**Exercise requirements:** From the entries that follow, gather each line holding the word "secure".
BEGIN Exercise material
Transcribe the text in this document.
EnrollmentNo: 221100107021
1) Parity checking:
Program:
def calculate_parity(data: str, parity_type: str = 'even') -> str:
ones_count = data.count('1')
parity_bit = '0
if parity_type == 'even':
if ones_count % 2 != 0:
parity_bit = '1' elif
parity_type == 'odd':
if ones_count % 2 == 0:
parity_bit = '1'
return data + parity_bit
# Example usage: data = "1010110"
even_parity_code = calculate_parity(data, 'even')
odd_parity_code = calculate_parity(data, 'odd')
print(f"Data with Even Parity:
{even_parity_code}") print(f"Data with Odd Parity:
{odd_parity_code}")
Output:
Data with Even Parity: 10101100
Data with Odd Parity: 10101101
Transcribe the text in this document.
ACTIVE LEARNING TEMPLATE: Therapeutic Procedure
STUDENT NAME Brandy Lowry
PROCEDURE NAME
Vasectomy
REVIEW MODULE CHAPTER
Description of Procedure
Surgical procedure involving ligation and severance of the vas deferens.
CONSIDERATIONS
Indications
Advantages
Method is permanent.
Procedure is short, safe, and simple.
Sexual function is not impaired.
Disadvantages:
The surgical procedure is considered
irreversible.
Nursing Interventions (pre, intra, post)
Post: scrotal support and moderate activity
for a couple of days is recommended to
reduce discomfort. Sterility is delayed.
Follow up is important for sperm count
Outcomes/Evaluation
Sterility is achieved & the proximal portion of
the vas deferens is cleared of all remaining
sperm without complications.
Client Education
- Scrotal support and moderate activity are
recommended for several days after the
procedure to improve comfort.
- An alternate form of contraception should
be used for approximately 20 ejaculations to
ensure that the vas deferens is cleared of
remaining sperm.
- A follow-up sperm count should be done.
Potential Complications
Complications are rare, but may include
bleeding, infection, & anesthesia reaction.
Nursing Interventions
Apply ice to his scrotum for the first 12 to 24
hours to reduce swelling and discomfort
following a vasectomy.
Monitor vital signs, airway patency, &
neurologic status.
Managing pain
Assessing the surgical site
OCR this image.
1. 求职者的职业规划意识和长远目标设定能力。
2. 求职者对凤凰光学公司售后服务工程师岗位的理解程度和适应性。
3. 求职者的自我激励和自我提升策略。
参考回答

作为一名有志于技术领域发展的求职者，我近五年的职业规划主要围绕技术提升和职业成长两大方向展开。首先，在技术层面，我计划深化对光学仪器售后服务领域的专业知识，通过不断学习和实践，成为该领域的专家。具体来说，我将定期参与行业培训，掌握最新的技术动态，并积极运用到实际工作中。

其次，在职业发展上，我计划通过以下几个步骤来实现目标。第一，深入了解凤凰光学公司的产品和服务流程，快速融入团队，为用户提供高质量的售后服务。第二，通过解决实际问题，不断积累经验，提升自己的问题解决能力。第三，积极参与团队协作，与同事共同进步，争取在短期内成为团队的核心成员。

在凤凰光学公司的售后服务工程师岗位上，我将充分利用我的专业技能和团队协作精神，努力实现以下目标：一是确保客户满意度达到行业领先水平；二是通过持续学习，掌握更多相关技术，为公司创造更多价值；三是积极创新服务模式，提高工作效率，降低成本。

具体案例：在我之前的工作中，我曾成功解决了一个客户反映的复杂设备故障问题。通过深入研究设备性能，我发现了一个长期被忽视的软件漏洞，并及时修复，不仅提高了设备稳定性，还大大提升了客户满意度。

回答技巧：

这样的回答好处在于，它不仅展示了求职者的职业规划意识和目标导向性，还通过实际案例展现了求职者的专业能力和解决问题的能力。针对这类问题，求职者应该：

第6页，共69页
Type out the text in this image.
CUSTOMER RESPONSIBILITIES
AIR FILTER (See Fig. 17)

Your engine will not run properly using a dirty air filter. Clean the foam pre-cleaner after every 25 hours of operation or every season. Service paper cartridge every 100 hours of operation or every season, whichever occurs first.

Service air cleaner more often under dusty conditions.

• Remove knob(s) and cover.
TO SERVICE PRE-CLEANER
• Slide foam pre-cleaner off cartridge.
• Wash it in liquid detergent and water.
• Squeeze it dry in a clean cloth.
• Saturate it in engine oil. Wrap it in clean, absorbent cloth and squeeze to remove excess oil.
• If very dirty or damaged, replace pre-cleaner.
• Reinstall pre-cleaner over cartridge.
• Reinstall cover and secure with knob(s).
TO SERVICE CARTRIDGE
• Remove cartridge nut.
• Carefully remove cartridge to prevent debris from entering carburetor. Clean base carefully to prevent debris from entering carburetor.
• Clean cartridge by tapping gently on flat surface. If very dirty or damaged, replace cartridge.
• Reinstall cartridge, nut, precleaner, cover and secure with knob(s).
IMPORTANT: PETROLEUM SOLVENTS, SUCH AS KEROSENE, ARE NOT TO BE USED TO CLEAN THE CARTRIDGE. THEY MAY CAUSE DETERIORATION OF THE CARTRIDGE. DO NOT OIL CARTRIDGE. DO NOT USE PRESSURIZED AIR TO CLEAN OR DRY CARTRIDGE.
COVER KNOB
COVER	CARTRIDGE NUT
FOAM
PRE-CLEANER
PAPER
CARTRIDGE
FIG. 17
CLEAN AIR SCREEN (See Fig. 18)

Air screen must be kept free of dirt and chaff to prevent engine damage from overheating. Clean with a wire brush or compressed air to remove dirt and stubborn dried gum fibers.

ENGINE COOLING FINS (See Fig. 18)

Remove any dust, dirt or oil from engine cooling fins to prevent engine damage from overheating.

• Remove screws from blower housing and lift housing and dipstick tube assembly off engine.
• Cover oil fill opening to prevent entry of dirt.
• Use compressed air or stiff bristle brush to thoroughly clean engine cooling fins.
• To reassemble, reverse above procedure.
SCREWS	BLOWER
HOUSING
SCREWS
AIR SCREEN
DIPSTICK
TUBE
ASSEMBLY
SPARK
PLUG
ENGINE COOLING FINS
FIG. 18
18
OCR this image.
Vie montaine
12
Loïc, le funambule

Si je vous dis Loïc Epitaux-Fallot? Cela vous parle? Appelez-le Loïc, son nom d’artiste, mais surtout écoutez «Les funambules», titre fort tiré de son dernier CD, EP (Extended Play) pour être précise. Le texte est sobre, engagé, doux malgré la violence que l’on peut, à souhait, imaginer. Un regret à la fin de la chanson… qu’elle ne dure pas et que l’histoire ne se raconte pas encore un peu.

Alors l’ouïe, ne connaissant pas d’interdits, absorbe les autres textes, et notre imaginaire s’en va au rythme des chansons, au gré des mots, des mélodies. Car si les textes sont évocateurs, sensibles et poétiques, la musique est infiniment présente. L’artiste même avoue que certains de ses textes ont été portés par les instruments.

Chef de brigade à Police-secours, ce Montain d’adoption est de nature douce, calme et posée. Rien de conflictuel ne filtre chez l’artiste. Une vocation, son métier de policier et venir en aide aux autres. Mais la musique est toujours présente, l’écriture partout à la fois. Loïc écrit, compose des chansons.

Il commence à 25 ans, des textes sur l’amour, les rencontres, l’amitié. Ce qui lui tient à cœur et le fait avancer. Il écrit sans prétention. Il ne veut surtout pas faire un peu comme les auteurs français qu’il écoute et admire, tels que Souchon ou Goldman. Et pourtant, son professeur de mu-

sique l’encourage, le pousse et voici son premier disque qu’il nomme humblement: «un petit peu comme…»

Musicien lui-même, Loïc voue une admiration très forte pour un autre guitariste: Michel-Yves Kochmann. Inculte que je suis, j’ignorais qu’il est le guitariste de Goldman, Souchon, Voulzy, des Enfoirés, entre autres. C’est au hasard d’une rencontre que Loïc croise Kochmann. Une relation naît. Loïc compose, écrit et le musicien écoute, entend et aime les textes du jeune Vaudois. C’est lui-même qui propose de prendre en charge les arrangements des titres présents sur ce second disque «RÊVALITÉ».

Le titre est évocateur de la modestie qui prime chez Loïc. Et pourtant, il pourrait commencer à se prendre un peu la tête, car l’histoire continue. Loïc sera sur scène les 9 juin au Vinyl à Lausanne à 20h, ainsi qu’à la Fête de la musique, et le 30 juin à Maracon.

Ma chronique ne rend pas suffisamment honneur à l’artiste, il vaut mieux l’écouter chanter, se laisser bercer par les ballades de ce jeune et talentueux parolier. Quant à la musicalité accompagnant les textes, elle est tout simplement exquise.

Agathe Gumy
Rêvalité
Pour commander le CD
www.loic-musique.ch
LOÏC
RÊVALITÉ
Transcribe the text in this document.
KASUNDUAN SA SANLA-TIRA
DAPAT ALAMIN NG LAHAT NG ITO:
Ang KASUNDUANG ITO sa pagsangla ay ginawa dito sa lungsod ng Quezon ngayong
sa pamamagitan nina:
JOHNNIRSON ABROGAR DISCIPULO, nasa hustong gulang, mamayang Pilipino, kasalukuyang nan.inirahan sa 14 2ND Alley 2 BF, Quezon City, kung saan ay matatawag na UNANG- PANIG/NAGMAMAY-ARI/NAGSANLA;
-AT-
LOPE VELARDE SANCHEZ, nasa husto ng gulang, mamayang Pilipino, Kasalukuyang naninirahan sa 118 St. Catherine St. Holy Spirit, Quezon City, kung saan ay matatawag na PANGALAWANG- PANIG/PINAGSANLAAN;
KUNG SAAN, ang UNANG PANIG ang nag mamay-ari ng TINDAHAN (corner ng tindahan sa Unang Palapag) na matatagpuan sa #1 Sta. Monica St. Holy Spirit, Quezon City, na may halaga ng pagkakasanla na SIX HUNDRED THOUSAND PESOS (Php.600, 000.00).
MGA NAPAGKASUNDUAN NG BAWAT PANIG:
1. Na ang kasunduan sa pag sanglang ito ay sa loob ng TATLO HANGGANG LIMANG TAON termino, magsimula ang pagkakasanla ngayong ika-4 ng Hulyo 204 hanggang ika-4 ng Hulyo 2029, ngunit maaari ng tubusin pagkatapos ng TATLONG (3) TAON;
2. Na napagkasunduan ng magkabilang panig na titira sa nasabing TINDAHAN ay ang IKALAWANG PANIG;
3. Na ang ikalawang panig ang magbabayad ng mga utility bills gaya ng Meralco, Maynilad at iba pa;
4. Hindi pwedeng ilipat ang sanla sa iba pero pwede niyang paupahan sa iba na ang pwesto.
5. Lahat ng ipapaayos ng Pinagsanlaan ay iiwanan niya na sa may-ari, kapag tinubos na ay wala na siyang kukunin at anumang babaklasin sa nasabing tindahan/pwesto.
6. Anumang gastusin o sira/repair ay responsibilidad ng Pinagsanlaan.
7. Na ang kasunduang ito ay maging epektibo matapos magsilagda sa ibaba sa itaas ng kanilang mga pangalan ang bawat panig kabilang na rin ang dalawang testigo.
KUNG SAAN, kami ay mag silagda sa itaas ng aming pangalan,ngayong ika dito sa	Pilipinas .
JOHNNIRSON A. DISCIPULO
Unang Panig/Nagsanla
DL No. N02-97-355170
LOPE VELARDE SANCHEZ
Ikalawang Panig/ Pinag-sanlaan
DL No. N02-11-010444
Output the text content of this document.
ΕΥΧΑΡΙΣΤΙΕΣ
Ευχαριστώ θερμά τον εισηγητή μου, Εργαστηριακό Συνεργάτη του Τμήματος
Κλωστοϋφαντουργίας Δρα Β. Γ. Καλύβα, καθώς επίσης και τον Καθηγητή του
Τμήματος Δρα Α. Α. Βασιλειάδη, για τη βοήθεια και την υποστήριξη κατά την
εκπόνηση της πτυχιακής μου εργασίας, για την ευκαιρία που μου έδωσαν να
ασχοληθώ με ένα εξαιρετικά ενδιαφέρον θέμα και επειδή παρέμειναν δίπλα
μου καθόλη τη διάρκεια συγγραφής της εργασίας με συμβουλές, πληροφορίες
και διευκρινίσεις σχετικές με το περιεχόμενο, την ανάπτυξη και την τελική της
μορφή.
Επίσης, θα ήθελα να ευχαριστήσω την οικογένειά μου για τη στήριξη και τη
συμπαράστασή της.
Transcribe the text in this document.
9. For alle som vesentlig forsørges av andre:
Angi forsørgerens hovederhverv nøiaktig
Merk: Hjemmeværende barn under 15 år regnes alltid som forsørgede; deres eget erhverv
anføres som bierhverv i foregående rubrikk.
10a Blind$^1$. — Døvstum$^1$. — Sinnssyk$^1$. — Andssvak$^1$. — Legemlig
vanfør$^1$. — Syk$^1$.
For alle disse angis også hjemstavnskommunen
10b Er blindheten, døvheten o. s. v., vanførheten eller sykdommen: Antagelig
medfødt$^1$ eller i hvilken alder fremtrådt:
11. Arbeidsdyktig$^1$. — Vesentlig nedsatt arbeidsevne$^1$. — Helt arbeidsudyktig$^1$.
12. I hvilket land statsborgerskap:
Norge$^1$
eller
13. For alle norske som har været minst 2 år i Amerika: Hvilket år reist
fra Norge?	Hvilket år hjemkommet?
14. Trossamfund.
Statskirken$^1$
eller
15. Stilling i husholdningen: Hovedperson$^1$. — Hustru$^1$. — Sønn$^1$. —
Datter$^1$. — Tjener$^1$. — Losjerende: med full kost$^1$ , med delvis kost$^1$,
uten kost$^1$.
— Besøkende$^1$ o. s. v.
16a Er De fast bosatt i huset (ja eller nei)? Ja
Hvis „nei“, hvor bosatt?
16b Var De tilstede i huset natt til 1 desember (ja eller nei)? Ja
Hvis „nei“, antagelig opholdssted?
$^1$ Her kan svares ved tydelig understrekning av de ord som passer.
END Exercise material
**Task output:**
• Reinstall cover and secure with knob(s).
• Reinstall cartridge, nut, precleaner, cover and secure with knob(s).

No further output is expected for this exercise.